>> begin Records to process
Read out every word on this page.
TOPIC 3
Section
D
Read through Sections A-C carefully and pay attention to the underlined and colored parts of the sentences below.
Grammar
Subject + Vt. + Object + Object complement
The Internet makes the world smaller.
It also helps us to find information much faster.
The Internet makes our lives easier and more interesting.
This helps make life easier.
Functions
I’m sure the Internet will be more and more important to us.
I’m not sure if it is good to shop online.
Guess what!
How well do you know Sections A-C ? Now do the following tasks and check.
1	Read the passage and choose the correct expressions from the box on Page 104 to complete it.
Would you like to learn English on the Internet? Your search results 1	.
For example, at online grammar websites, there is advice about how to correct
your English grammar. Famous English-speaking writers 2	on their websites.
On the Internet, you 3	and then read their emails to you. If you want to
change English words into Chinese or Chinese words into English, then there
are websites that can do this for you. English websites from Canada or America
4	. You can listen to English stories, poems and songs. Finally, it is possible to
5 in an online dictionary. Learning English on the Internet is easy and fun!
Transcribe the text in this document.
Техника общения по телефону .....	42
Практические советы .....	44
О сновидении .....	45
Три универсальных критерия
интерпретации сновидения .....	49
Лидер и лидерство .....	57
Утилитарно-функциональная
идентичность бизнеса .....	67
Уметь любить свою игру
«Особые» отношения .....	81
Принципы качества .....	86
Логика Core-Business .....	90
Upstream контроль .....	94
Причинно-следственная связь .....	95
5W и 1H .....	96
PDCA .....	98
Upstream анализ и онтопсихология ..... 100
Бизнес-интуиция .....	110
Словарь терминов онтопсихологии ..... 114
>> end Records to process
_Exercise description_
Scan the entries above for the word "Internet" and collect each line holding it.

_Correct response_
The Internet makes the world smaller.
The Internet makes our lives easier and more interesting.
I’m sure the Internet will be more and more important to us.
Would you like to learn English on the Internet? Your search results 1	.
On the Internet, you 3	and then read their emails to you. If you want to
5 in an online dictionary. Learning English on the Internet is easy and fun!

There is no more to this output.